The records below hold pictures; please leave those out and retype the rest exactly.
★ ★ ★ ★ ★ ★ ★
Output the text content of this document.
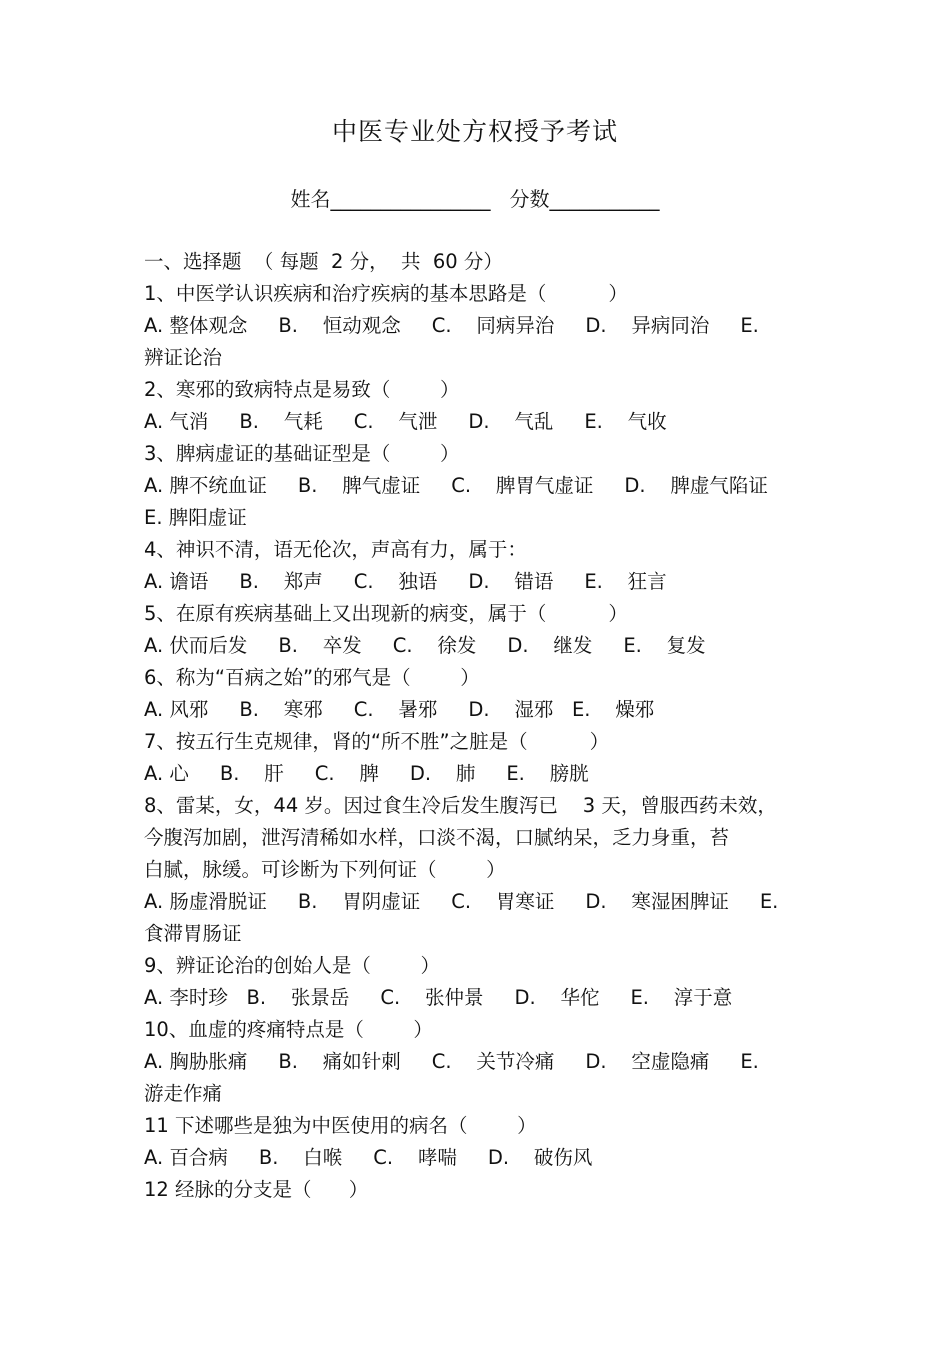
中医专业处方权授予考试
姓名________________ 分数___________
一、选择题  （ 每题  2 分，  共  60 分）
1、中医学认识疾病和治疗疾病的基本思路是（          ）
A. 整体观念     B.    恒动观念     C.    同病异治     D.    异病同治     E.
辨证论治
2、寒邪的致病特点是易致（        ）
A. 气消     B.    气耗     C.    气泄     D.    气乱     E.    气收
3、脾病虚证的基础证型是（        ）
A. 脾不统血证     B.    脾气虚证     C.    脾胃气虚证     D.    脾虚气陷证
E. 脾阳虚证
4、神识不清，语无伦次，声高有力，属于：
A. 谵语     B.    郑声     C.    独语     D.    错语     E.    狂言
5、在原有疾病基础上又出现新的病变，属于（          ）
A. 伏而后发     B.    卒发     C.    徐发     D.    继发     E.    复发
6、称为“百病之始”的邪气是（        ）
A. 风邪     B.    寒邪     C.    暑邪     D.    湿邪   E.    燥邪
7、按五行生克规律，肾的“所不胜”之脏是（          ）
A. 心     B.    肝     C.    脾     D.    肺     E.    膀胱
8、雷某，女，44 岁。因过食生冷后发生腹泻已    3 天，曾服西药未效，
今腹泻加剧，泄泻清稀如水样，口淡不渴，口腻纳呆，乏力身重，苔
白腻，脉缓。可诊断为下列何证（        ）
A. 肠虚滑脱证     B.    胃阴虚证     C.    胃寒证     D.    寒湿困脾证     E.
食滞胃肠证
9、辨证论治的创始人是（        ）
A. 李时珍   B.    张景岳     C.    张仲景     D.    华佗     E.    淳于意
10、血虚的疼痛特点是（        ）
A. 胸胁胀痛     B.    痛如针刺     C.    关节冷痛     D.    空虚隐痛     E.
游走作痛
11 下述哪些是独为中医使用的病名（        ）
A. 百合病     B.    白喉     C.    哮喘     D.    破伤风
12 经脉的分支是（      ）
★ ★ ★ ★ ★ ★ ★
Correct result:
Output the text content of this document.
中医专业处方权授予考试
姓名________________ 分数___________
一、选择题  （ 每题  2 分，  共  60 分）
1、中医学认识疾病和治疗疾病的基本思路是（          ）
A. 整体观念     B.    恒动观念     C.    同病异治     D.    异病同治     E.
辨证论治
2、寒邪的致病特点是易致（        ）
A. 气消     B.    气耗     C.    气泄     D.    气乱     E.    气收
3、脾病虚证的基础证型是（        ）
A. 脾不统血证     B.    脾气虚证     C.    脾胃气虚证     D.    脾虚气陷证
E. 脾阳虚证
4、神识不清，语无伦次，声高有力，属于：
A. 谵语     B.    郑声     C.    独语     D.    错语     E.    狂言
5、在原有疾病基础上又出现新的病变，属于（          ）
A. 伏而后发     B.    卒发     C.    徐发     D.    继发     E.    复发
6、称为“百病之始”的邪气是（        ）
A. 风邪     B.    寒邪     C.    暑邪     D.    湿邪   E.    燥邪
7、按五行生克规律，肾的“所不胜”之脏是（          ）
A. 心     B.    肝     C.    脾     D.    肺     E.    膀胱
8、雷某，女，44 岁。因过食生冷后发生腹泻已    3 天，曾服西药未效，
今腹泻加剧，泄泻清稀如水样，口淡不渴，口腻纳呆，乏力身重，苔
白腻，脉缓。可诊断为下列何证（        ）
A. 肠虚滑脱证     B.    胃阴虚证     C.    胃寒证     D.    寒湿困脾证     E.
食滞胃肠证
9、辨证论治的创始人是（        ）
A. 李时珍   B.    张景岳     C.    张仲景     D.    华佗     E.    淳于意
10、血虚的疼痛特点是（        ）
A. 胸胁胀痛     B.    痛如针刺     C.    关节冷痛     D.    空虚隐痛     E.
游走作痛
11 下述哪些是独为中医使用的病名（        ）
A. 百合病     B.    白喉     C.    哮喘     D.    破伤风
12 经脉的分支是（      ）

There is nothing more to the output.